Dataset rows –
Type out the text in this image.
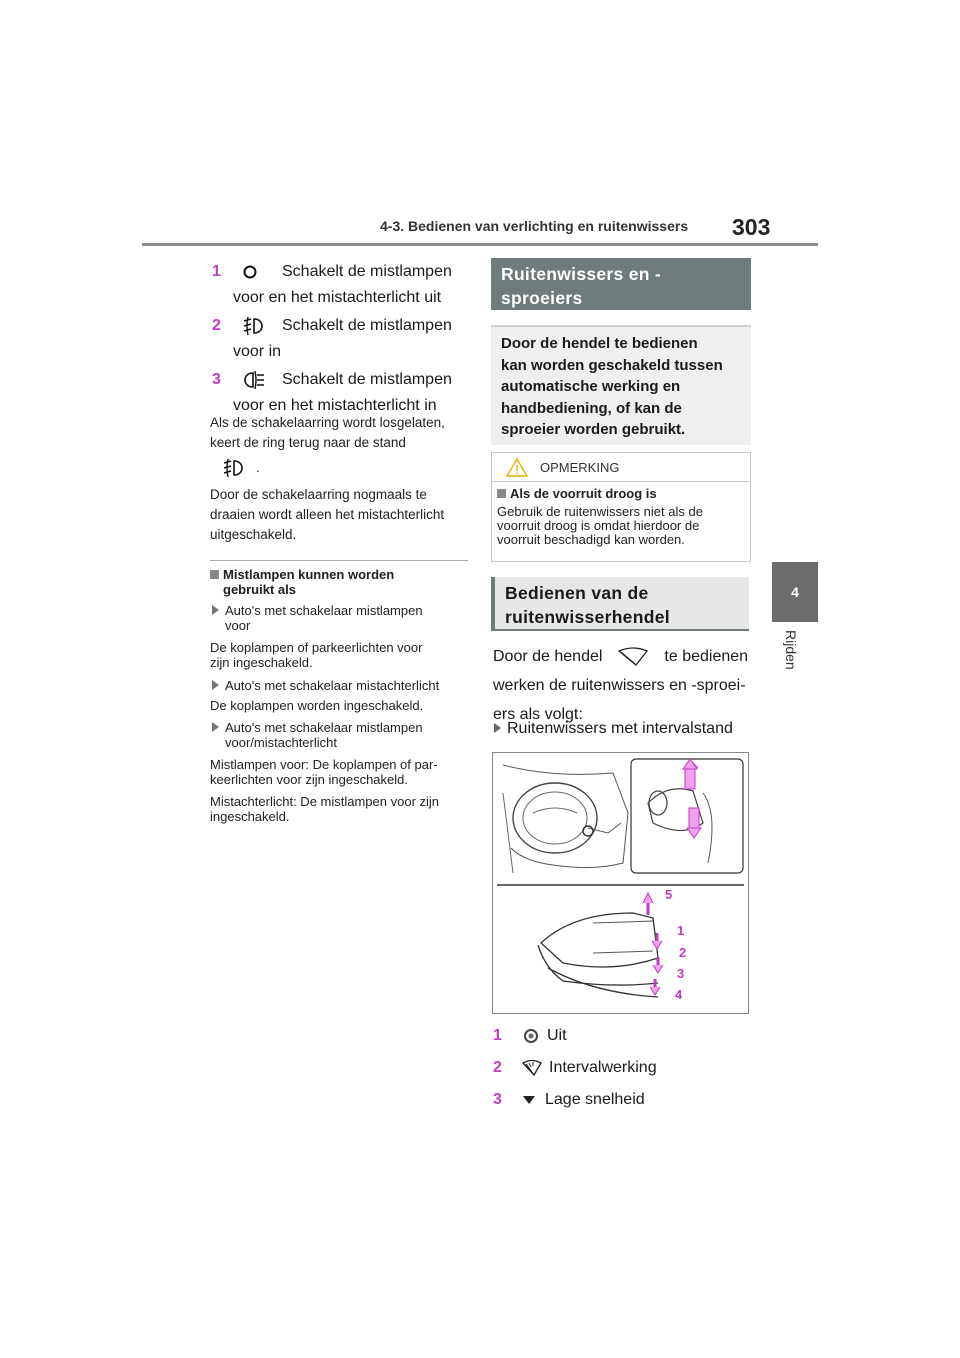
4-3. Bedienen van verlichting en ruitenwissers 303
4
Rijden
1	Schakelt de mistlampen
voor en het mistachterlicht uit
2	Schakelt de mistlampen
voor in
3	Schakelt de mistlampen
voor en het mistachterlicht in
Als de schakelaarring wordt losgelaten,
keert de ring terug naar de stand
.
Door de schakelaarring nogmaals te
draaien wordt alleen het mistachterlicht
uitgeschakeld.
Mistlampen kunnen worden
gebruikt als
Auto's met schakelaar mistlampen
voor
De koplampen of parkeerlichten voor
zijn ingeschakeld.
Auto's met schakelaar mistachterlicht
De koplampen worden ingeschakeld.
Auto's met schakelaar mistlampen
voor/mistachterlicht
Mistlampen voor: De koplampen of par-
keerlichten voor zijn ingeschakeld.
Mistachterlicht: De mistlampen voor zijn
ingeschakeld.
Ruitenwissers en -
sproeiers
Door de hendel te bedienen
kan worden geschakeld tussen
automatische werking en
handbediening, of kan de
sproeier worden gebruikt.
OPMERKING
Als de voorruit droog is
Gebruik de ruitenwissers niet als de
voorruit droog is omdat hierdoor de
voorruit beschadigd kan worden.
Bedienen van de
ruitenwisserhendel
Door de hendel	te bedienen
werken de ruitenwissers en -sproei-
ers als volgt:
Ruitenwissers met intervalstand
5
1
2
3
4
1	Uit
2	Intervalwerking
3	Lage snelheid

What you should do –
Look for lines containing the string "ingeschakeld" and copy them all.

Answer to the problem –
zijn ingeschakeld.
De koplampen worden ingeschakeld.
keerlichten voor zijn ingeschakeld.
ingeschakeld.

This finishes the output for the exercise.